◆ **WRITTEN PROBLEM**
Find each line containing the string "selected". Copy it.

====== RECORD EXCERPTS ======

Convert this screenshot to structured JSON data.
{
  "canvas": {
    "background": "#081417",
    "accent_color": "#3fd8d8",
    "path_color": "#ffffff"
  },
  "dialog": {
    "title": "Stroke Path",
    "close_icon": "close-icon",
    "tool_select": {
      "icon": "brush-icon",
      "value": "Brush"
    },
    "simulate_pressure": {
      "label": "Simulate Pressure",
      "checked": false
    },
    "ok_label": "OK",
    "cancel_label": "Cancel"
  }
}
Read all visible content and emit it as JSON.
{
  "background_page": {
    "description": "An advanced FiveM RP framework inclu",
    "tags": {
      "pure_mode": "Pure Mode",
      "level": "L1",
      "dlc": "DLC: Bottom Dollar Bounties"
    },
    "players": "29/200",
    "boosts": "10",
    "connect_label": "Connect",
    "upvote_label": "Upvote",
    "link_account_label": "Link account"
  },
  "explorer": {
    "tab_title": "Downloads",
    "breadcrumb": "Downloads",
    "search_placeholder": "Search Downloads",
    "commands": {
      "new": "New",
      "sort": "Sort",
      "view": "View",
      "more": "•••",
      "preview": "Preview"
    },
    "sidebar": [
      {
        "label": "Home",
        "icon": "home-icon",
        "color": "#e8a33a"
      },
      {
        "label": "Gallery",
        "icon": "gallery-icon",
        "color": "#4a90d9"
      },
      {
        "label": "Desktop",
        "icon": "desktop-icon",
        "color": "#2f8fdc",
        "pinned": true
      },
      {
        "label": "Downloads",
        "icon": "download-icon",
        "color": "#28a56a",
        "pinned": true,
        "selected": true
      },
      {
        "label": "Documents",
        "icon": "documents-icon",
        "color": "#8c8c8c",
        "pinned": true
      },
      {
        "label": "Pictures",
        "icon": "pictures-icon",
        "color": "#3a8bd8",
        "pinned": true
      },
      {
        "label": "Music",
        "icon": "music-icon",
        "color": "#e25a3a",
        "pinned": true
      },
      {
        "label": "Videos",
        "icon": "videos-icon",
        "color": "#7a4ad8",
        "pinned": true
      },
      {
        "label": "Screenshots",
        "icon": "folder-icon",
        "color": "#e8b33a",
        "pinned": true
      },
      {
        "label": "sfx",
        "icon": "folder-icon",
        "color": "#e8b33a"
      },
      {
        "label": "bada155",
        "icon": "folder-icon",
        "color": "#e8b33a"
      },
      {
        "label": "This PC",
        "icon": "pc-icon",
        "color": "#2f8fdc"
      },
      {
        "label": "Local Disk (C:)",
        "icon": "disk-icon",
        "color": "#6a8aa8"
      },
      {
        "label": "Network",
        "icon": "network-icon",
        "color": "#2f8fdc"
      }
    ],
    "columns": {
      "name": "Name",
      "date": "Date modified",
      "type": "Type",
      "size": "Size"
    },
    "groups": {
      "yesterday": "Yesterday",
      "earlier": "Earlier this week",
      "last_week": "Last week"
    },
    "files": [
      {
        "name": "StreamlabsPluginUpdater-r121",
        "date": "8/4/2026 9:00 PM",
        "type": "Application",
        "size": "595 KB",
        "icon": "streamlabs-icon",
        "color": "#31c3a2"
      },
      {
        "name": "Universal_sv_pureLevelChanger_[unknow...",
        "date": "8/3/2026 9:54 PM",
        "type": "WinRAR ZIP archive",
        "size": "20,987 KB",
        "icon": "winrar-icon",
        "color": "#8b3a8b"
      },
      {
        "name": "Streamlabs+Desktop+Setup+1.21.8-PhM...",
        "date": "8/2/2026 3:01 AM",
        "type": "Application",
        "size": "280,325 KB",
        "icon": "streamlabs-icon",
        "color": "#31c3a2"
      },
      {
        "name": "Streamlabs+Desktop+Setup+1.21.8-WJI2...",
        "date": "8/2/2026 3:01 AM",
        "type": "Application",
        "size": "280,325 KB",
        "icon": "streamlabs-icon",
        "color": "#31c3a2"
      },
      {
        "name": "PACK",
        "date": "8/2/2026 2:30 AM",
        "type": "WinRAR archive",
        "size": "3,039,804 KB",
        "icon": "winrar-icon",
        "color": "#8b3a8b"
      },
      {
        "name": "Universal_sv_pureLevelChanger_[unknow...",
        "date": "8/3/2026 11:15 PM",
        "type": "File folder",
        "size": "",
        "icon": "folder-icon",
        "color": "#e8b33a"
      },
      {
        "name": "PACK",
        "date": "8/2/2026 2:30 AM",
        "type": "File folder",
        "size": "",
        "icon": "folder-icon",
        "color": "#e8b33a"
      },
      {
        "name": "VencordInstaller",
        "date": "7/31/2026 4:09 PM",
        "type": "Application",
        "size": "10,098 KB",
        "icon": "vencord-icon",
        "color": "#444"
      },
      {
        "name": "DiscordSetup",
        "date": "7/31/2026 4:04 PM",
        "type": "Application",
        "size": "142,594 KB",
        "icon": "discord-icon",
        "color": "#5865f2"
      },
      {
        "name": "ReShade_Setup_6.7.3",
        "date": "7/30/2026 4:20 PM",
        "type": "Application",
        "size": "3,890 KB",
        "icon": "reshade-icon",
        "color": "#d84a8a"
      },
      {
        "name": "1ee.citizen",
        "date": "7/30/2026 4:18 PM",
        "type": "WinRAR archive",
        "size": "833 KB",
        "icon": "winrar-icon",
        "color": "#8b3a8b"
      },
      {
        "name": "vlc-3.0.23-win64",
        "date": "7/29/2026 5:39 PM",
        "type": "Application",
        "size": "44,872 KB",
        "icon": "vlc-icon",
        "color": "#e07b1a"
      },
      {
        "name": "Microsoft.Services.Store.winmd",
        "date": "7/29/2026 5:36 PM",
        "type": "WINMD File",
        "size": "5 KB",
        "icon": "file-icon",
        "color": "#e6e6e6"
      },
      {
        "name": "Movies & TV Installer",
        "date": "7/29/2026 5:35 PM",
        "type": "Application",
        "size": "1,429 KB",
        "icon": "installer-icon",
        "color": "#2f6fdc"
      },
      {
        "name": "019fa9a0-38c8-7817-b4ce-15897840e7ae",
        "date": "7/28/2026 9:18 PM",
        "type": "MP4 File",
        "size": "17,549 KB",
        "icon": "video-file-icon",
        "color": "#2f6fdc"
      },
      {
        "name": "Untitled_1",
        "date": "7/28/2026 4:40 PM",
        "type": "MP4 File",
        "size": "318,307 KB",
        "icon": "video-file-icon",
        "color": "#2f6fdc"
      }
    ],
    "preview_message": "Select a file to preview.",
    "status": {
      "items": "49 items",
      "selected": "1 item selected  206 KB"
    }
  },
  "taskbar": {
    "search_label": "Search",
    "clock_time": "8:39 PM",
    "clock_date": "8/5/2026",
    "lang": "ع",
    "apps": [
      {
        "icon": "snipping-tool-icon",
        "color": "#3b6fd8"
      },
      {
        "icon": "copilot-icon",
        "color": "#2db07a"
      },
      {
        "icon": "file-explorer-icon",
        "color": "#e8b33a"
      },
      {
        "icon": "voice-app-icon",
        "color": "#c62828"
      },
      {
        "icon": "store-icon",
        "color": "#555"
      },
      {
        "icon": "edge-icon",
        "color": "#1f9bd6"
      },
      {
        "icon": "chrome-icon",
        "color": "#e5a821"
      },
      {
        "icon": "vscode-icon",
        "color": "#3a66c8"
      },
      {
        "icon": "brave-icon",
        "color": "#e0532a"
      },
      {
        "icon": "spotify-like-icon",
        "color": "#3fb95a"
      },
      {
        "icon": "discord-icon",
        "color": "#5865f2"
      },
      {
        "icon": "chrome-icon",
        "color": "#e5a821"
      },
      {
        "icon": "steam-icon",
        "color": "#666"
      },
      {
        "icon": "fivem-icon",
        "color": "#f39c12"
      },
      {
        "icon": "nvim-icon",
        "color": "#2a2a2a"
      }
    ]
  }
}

======

◆ **RESULT FOR THIS TASK**
        "selected": true
      "selected": "1 item selected  206 KB"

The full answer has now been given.